Aunque hay quien sostiene que los abusos entre compañeros en la escuela es un problema que ha existido siempre, algunas voces alertan de que estamos ante un fenómeno distinto. 'En los colegios siempre ha habido niños y niñas que se pelean y niños que abusan de otros más débiles, pero ésa es una situación muy diferente a la que surge cuando todo un grupo agrede, machaca, a veces con el mero hecho de hacer el vacío, a un adolescente o a un niño', explica Javier Urra, psicólogo de la Fiscalía de Menores de la Comunidad de Madrid y ex defensor del menor de esta región. Un adolescente, sostiene, no es capaz de soportar que todo un colegio o toda una clase le vuelva la espalda. 'En esto es en lo que ha cambiado la situación, en que el fenómeno de grupo se ha hecho intratable', resume.

En la misma línea los expertos de la Fundación Encuentro advierten que no es la edad del pavo, 'es el matonismo escolar lo que tenemos que atajar'. Un matonismo que no sólo se limita a los insultos, los golpes y las vejaciones, sino que adopta a menudo formas insidiosas de las que resulta muy difícil defenderse. Así, según una investigación llevada a cabo en el Reino Unido, el modo más temido de acoso por los menores es la puesta en circulación de falsos rumores.

Los niños cambian de carácter, se retraen, se entristecen, pero no hablan. Tienen miedo a ser tachados de chivatos y a las represalias

Observar y estar muy atento es la clave para detectar estas situaciones. 'La víctima no habla. A los profesores no se lo cuenta porque cree que los demás le tomarán por chivato y el tema se agravará. Tampoco se atreve a decírselo a sus padres porque teme que le consideren un fracasado, el patito feo o que digan que son cosas de niños', apunta Javier Urra. Un diagnóstico en el que coincide Jesús Ramirez, psicólogo infantil en un centro escolar. 'Los niños cambian de carácter, se retraen, se entristecen, pero no hablan. Tienen miedo a ser tachados de chivatos y a las represalias'.

El sufrimiento y el estrés que padecen las víctimas, señalan los especialistas, se ven multiplicados por el hecho de estar viviendo una etapa que es en si misma un conflicto: la adolescencia. 'Los adolescentes viven la angustia de una forma que los adultos ya hemos olvidado. Si un adulto sufre acoso en el trabajo habla con su familia, con el sindicato, con su pareja. Los adolescentes sólo tienen al grupo, si eso les falta les falta todo', advierte Urra.

Mientras Jesús Ramirez sostiene que los profesores detectan muy pronto estas situaciones, el psicólogo de la fiscalía de menores de Madrid asegura que no siempre es así. Urra reivindica un papel más activo por parte del profesorado ante estas cuestiones y un mayor apoyo a este colectivo desde la dirección de los colegios y la inspección escolar. En ese sentido, se muestra partidario de reformar el reglamento escolar de forma que pueda potenciarse la capacidad sancionadora. 'Hay una cuestión que tampoco se puede olvidar. Hay jóvenes que están estudiando obligatoriamente hasta los 16 años cuando son objetores de la enseñanza desde los 13. A estos adolescentes debería ofrecérseles otra salida, como algún tipo de formación profesional', concluye.

Cómo darse cuenta de que un niño sufre

El primer pensamiento de los padres que leen noticias sobre acoso escolar es para sus hijos. '¿Podría pasarle a mi hijo y no darme cuenta?' Jesús Ramírez, psicólogo infantil en un centro escolar, afirma que los padres se dan cuenta muy pronto de que algo va mal. La primera señal, advierten los especialistas, es el cambio de carácter del niño o el adolescente. 'Hay que hablar mucho con los hijos para detectar esos cambios, ese entristecimiento o ese silencio. Al hilo de casos como los que están ocurriendo hay que preguntarles directamente: ¿Está pasando algo así en tu colegio?', explica Javier Urra. También es aconsejable fijarse en si les faltan cosas, si no quieren ir al colegio o si tienen golpes o lesiones. La tercera gran medida: conocer a los amigos de los hijos y hablar también con ellos.

Con la información ▸
A. Reproduce literalmente el pasaje del texto sobre el acoso escolar desde "El sufrimiento y" hasta "todo', advierte Urra.", ambos incluidos.
B. Responde a estas preguntas con lo que afirma el texto sobre el acoso escolar:
(i) Según la investigación llevada a cabo en el Reino Unido, ¿cuál es el modo de acoso más temido por los menores?
(ii) ¿Qué profesión ejerce Jesús Ramírez y dónde?
(iii) ¿Hasta qué edad estudian obligatoriamente los jóvenes que, según Urra, son objetores de la enseñanza desde los 13 años?
C. Traduce al inglés la siguiente oración del texto sobre el acoso escolar: "Observar y estar muy atento es la clave para detectar estas situaciones."

Registros de datos ▸

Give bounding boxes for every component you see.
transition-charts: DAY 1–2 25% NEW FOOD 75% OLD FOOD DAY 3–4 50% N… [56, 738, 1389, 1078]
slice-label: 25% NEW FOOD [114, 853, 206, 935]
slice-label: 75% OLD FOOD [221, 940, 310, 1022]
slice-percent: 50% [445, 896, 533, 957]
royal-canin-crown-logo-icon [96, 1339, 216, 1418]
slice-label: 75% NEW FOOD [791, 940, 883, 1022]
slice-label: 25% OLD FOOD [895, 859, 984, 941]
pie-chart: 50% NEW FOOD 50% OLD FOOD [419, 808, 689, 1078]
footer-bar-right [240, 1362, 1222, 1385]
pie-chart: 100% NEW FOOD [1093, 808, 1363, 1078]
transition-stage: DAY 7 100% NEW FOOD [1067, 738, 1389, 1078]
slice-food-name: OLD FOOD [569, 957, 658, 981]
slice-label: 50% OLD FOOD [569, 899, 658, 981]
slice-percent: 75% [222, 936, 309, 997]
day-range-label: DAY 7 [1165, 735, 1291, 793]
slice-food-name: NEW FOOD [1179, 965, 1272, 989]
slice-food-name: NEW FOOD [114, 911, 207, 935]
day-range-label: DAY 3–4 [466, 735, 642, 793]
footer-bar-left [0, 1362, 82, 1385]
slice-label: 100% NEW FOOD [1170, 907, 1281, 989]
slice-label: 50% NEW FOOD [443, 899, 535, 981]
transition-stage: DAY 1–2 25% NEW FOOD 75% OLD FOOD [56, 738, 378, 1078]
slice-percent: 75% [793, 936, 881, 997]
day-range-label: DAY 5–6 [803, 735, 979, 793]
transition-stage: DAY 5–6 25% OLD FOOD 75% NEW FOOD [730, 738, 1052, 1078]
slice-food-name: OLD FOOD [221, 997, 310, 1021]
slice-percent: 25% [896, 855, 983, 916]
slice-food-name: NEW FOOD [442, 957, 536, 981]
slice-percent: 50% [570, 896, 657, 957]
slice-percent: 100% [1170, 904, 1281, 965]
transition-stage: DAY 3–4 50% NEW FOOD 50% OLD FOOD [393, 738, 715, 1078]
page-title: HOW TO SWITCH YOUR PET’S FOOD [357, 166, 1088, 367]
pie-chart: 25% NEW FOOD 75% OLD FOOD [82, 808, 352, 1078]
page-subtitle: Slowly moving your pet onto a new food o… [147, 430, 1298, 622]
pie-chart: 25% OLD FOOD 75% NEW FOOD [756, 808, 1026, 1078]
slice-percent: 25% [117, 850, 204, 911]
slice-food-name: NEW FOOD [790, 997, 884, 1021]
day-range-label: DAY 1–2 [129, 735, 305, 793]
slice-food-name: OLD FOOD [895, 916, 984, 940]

Respuestas dadas ▸
A.
El sufrimiento y el estrés que padecen las víctimas, señalan los especialistas, se ven multiplicados por el hecho de estar viviendo una etapa que es en si misma un conflicto: la adolescencia. 'Los adolescentes viven la angustia de una forma que los adultos ya hemos olvidado. Si un adulto sufre acoso en el trabajo habla con su familia, con el sindicato, con su pareja. Los adolescentes sólo tienen al grupo, si eso les falta les falta todo', advierte Urra.

B.
(i) El modo más temido es la puesta en circulación de falsos rumores.
(ii) Jesús Ramírez es psicólogo infantil en un centro escolar.
(iii) Estudian obligatoriamente hasta los 16 años.

C. Observing and paying close attention is the key to detecting these situations.